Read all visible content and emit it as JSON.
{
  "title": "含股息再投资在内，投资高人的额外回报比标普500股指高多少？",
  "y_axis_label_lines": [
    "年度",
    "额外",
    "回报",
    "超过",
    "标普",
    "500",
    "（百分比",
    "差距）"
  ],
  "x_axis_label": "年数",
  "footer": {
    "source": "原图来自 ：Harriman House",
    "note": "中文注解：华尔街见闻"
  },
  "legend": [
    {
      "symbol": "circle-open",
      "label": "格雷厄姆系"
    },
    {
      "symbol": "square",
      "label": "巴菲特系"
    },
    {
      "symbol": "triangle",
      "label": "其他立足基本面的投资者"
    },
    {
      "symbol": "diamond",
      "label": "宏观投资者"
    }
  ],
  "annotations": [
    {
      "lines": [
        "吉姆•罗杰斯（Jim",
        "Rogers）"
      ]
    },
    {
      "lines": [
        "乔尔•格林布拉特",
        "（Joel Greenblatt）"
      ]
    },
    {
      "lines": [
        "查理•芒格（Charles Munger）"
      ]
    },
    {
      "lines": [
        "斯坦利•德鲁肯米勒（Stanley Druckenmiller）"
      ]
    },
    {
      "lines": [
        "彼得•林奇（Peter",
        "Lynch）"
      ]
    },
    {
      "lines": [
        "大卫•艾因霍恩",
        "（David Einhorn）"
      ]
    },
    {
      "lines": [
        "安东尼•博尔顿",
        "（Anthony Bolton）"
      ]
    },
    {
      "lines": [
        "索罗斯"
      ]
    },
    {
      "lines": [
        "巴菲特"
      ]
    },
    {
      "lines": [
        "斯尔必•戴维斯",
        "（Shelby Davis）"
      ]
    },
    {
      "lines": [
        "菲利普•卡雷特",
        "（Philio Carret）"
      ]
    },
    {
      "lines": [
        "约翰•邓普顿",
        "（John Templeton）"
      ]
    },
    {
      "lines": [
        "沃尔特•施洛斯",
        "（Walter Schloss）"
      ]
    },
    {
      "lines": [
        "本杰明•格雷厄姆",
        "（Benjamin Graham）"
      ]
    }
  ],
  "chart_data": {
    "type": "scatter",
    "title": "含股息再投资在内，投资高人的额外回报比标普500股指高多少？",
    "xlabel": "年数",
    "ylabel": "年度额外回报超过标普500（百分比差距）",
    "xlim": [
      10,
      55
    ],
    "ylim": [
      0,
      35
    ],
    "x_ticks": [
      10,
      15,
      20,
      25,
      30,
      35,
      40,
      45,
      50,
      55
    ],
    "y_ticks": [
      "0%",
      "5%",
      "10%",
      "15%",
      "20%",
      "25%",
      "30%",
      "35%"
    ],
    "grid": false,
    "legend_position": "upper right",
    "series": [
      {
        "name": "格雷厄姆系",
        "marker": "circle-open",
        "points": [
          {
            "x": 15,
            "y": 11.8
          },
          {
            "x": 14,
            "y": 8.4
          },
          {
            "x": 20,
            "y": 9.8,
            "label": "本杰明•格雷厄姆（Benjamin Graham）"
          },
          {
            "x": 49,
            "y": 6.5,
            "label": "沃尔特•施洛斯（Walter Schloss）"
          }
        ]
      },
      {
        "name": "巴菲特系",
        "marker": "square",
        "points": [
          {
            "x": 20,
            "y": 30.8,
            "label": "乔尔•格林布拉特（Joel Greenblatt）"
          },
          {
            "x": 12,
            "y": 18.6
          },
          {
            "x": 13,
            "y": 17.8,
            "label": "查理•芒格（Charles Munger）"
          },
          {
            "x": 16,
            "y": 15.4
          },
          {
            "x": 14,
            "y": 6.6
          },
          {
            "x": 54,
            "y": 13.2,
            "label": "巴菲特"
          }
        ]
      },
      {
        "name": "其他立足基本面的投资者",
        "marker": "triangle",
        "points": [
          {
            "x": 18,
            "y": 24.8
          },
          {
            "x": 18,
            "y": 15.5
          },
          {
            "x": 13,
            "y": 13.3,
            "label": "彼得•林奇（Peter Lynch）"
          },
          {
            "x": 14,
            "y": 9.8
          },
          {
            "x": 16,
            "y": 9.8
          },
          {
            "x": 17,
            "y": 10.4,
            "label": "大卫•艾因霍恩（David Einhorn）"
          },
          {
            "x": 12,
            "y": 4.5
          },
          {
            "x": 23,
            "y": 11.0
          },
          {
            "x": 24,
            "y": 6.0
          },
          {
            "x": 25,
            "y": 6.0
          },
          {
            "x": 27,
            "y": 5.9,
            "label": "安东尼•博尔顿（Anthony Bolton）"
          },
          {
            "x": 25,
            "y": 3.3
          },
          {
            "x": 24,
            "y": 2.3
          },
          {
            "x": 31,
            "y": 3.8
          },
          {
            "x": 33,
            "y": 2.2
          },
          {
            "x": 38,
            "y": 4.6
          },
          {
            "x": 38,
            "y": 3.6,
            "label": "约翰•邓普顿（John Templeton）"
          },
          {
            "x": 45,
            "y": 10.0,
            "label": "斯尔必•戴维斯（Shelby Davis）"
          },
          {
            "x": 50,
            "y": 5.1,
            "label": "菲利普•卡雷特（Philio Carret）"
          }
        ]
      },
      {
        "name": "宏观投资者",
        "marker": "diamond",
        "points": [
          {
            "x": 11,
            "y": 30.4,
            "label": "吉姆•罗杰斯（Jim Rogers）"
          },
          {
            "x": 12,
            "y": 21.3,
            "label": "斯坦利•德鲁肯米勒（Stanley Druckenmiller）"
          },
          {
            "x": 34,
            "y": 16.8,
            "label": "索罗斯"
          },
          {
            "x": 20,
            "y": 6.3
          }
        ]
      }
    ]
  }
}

———

**WORK TO BE COMPLETED:**
Copy each line of the data exactly, leaving nothing out.

**FINAL RESULT:**
Read all visible content and emit it as JSON.
{
  "title": "含股息再投资在内，投资高人的额外回报比标普500股指高多少？",
  "y_axis_label_lines": [
    "年度",
    "额外",
    "回报",
    "超过",
    "标普",
    "500",
    "（百分比",
    "差距）"
  ],
  "x_axis_label": "年数",
  "footer": {
    "source": "原图来自 ：Harriman House",
    "note": "中文注解：华尔街见闻"
  },
  "legend": [
    {
      "symbol": "circle-open",
      "label": "格雷厄姆系"
    },
    {
      "symbol": "square",
      "label": "巴菲特系"
    },
    {
      "symbol": "triangle",
      "label": "其他立足基本面的投资者"
    },
    {
      "symbol": "diamond",
      "label": "宏观投资者"
    }
  ],
  "annotations": [
    {
      "lines": [
        "吉姆•罗杰斯（Jim",
        "Rogers）"
      ]
    },
    {
      "lines": [
        "乔尔•格林布拉特",
        "（Joel Greenblatt）"
      ]
    },
    {
      "lines": [
        "查理•芒格（Charles Munger）"
      ]
    },
    {
      "lines": [
        "斯坦利•德鲁肯米勒（Stanley Druckenmiller）"
      ]
    },
    {
      "lines": [
        "彼得•林奇（Peter",
        "Lynch）"
      ]
    },
    {
      "lines": [
        "大卫•艾因霍恩",
        "（David Einhorn）"
      ]
    },
    {
      "lines": [
        "安东尼•博尔顿",
        "（Anthony Bolton）"
      ]
    },
    {
      "lines": [
        "索罗斯"
      ]
    },
    {
      "lines": [
        "巴菲特"
      ]
    },
    {
      "lines": [
        "斯尔必•戴维斯",
        "（Shelby Davis）"
      ]
    },
    {
      "lines": [
        "菲利普•卡雷特",
        "（Philio Carret）"
      ]
    },
    {
      "lines": [
        "约翰•邓普顿",
        "（John Templeton）"
      ]
    },
    {
      "lines": [
        "沃尔特•施洛斯",
        "（Walter Schloss）"
      ]
    },
    {
      "lines": [
        "本杰明•格雷厄姆",
        "（Benjamin Graham）"
      ]
    }
  ],
  "chart_data": {
    "type": "scatter",
    "title": "含股息再投资在内，投资高人的额外回报比标普500股指高多少？",
    "xlabel": "年数",
    "ylabel": "年度额外回报超过标普500（百分比差距）",
    "xlim": [
      10,
      55
    ],
    "ylim": [
      0,
      35
    ],
    "x_ticks": [
      10,
      15,
      20,
      25,
      30,
      35,
      40,
      45,
      50,
      55
    ],
    "y_ticks": [
      "0%",
      "5%",
      "10%",
      "15%",
      "20%",
      "25%",
      "30%",
      "35%"
    ],
    "grid": false,
    "legend_position": "upper right",
    "series": [
      {
        "name": "格雷厄姆系",
        "marker": "circle-open",
        "points": [
          {
            "x": 15,
            "y": 11.8
          },
          {
            "x": 14,
            "y": 8.4
          },
          {
            "x": 20,
            "y": 9.8,
            "label": "本杰明•格雷厄姆（Benjamin Graham）"
          },
          {
            "x": 49,
            "y": 6.5,
            "label": "沃尔特•施洛斯（Walter Schloss）"
          }
        ]
      },
      {
        "name": "巴菲特系",
        "marker": "square",
        "points": [
          {
            "x": 20,
            "y": 30.8,
            "label": "乔尔•格林布拉特（Joel Greenblatt）"
          },
          {
            "x": 12,
            "y": 18.6
          },
          {
            "x": 13,
            "y": 17.8,
            "label": "查理•芒格（Charles Munger）"
          },
          {
            "x": 16,
            "y": 15.4
          },
          {
            "x": 14,
            "y": 6.6
          },
          {
            "x": 54,
            "y": 13.2,
            "label": "巴菲特"
          }
        ]
      },
      {
        "name": "其他立足基本面的投资者",
        "marker": "triangle",
        "points": [
          {
            "x": 18,
            "y": 24.8
          },
          {
            "x": 18,
            "y": 15.5
          },
          {
            "x": 13,
            "y": 13.3,
            "label": "彼得•林奇（Peter Lynch）"
          },
          {
            "x": 14,
            "y": 9.8
          },
          {
            "x": 16,
            "y": 9.8
          },
          {
            "x": 17,
            "y": 10.4,
            "label": "大卫•艾因霍恩（David Einhorn）"
          },
          {
            "x": 12,
            "y": 4.5
          },
          {
            "x": 23,
            "y": 11.0
          },
          {
            "x": 24,
            "y": 6.0
          },
          {
            "x": 25,
            "y": 6.0
          },
          {
            "x": 27,
            "y": 5.9,
            "label": "安东尼•博尔顿（Anthony Bolton）"
          },
          {
            "x": 25,
            "y": 3.3
          },
          {
            "x": 24,
            "y": 2.3
          },
          {
            "x": 31,
            "y": 3.8
          },
          {
            "x": 33,
            "y": 2.2
          },
          {
            "x": 38,
            "y": 4.6
          },
          {
            "x": 38,
            "y": 3.6,
            "label": "约翰•邓普顿（John Templeton）"
          },
          {
            "x": 45,
            "y": 10.0,
            "label": "斯尔必•戴维斯（Shelby Davis）"
          },
          {
            "x": 50,
            "y": 5.1,
            "label": "菲利普•卡雷特（Philio Carret）"
          }
        ]
      },
      {
        "name": "宏观投资者",
        "marker": "diamond",
        "points": [
          {
            "x": 11,
            "y": 30.4,
            "label": "吉姆•罗杰斯（Jim Rogers）"
          },
          {
            "x": 12,
            "y": 21.3,
            "label": "斯坦利•德鲁肯米勒（Stanley Druckenmiller）"
          },
          {
            "x": 34,
            "y": 16.8,
            "label": "索罗斯"
          },
          {
            "x": 20,
            "y": 6.3
          }
        ]
      }
    ]
  }
}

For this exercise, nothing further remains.